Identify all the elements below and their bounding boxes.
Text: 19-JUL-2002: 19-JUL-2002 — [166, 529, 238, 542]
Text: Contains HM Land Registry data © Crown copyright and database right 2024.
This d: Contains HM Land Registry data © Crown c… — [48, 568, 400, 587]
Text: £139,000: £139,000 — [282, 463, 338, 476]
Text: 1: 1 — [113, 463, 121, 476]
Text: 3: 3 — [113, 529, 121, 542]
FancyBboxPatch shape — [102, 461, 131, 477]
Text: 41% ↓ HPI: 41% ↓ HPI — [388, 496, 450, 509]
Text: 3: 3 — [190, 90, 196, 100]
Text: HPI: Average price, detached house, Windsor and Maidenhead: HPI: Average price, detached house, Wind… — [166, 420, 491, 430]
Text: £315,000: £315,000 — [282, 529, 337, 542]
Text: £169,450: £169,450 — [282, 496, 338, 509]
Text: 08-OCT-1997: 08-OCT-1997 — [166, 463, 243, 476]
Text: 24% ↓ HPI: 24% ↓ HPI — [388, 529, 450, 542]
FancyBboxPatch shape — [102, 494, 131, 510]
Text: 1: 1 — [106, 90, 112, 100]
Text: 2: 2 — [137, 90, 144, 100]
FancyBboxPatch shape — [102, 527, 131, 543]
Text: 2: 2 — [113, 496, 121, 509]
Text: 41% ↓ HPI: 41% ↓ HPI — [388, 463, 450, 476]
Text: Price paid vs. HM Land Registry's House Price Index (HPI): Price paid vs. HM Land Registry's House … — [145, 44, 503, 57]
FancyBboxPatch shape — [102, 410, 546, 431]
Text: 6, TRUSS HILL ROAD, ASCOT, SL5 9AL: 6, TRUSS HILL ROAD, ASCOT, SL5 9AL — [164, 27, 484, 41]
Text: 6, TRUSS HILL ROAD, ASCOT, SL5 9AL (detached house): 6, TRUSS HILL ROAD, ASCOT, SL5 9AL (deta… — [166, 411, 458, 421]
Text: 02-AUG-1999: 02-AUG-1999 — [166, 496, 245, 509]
= = = = =
(EXERCISE INSTRUCTIONS):
Render every line of the entries above as a JSON list of strings, one string per line, leaving out blank lines.

(RESPONSE TO THIS EXERCISE):
[
  "Identify all the elements below and their bounding boxes.",
  "Text: 19-JUL-2002: 19-JUL-2002 — [166, 529, 238, 542]",
  "Text: Contains HM Land Registry data © Crown copyright and database right 2024.",
  "This d: Contains HM Land Registry data © Crown c… — [48, 568, 400, 587]",
  "Text: £139,000: £139,000 — [282, 463, 338, 476]",
  "Text: 1: 1 — [113, 463, 121, 476]",
  "Text: 3: 3 — [113, 529, 121, 542]",
  "FancyBboxPatch shape — [102, 461, 131, 477]",
  "Text: 41% ↓ HPI: 41% ↓ HPI — [388, 496, 450, 509]",
  "Text: 3: 3 — [190, 90, 196, 100]",
  "Text: HPI: Average price, detached house, Windsor and Maidenhead: HPI: Average price, detached house, Wind… — [166, 420, 491, 430]",
  "Text: £315,000: £315,000 — [282, 529, 337, 542]",
  "Text: £169,450: £169,450 — [282, 496, 338, 509]",
  "Text: 08-OCT-1997: 08-OCT-1997 — [166, 463, 243, 476]",
  "Text: 24% ↓ HPI: 24% ↓ HPI — [388, 529, 450, 542]",
  "FancyBboxPatch shape — [102, 494, 131, 510]",
  "Text: 1: 1 — [106, 90, 112, 100]",
  "Text: 2: 2 — [137, 90, 144, 100]",
  "FancyBboxPatch shape — [102, 527, 131, 543]",
  "Text: 2: 2 — [113, 496, 121, 509]",
  "Text: 41% ↓ HPI: 41% ↓ HPI — [388, 463, 450, 476]",
  "Text: Price paid vs. HM Land Registry's House Price Index (HPI): Price paid vs. HM Land Registry's House … — [145, 44, 503, 57]",
  "FancyBboxPatch shape — [102, 410, 546, 431]",
  "Text: 6, TRUSS HILL ROAD, ASCOT, SL5 9AL: 6, TRUSS HILL ROAD, ASCOT, SL5 9AL — [164, 27, 484, 41]",
  "Text: 6, TRUSS HILL ROAD, ASCOT, SL5 9AL (detached house): 6, TRUSS HILL ROAD, ASCOT, SL5 9AL (deta… — [166, 411, 458, 421]",
  "Text: 02-AUG-1999: 02-AUG-1999 — [166, 496, 245, 509]"
]